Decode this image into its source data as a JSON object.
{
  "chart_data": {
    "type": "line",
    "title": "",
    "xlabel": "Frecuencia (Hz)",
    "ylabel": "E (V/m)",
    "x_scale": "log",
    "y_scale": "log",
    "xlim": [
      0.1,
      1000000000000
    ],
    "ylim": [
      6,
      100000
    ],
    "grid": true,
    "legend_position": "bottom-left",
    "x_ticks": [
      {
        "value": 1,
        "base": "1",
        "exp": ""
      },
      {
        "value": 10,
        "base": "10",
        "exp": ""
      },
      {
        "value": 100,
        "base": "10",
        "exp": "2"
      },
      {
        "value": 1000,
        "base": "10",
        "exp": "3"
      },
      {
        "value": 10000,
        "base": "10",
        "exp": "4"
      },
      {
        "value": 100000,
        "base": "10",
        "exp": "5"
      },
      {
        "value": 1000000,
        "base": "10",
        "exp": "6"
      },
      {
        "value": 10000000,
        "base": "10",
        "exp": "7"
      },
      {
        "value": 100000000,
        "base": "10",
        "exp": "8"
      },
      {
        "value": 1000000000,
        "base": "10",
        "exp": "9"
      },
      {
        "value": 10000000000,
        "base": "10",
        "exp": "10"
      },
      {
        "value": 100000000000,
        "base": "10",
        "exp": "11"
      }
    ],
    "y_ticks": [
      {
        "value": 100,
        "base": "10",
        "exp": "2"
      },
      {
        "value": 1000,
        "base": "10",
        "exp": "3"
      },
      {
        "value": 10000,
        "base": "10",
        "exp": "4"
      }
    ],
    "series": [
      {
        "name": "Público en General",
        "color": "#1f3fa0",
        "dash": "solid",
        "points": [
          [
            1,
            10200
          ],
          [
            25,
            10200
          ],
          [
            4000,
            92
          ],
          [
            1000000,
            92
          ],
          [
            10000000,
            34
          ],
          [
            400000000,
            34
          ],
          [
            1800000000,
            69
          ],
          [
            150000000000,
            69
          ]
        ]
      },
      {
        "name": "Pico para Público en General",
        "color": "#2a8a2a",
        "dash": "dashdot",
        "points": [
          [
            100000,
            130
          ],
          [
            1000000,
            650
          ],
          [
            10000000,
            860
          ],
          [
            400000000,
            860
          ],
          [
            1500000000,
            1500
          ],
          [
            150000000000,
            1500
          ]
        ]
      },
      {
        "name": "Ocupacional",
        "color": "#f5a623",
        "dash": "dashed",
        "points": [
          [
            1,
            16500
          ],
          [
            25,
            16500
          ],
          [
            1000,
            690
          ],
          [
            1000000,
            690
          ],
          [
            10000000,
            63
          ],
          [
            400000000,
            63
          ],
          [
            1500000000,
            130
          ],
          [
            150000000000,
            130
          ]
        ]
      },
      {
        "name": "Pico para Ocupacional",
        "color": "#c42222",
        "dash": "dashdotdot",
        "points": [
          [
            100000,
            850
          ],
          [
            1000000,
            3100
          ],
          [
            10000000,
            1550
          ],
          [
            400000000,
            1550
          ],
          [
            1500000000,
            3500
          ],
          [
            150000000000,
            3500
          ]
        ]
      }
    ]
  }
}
··········
SET TASK - Look through the material above. Copy each line where the word "dash" appears.

RESULT BELOW -
        "dash": "solid",
        "dash": "dashdot",
        "dash": "dashed",
        "dash": "dashdotdot",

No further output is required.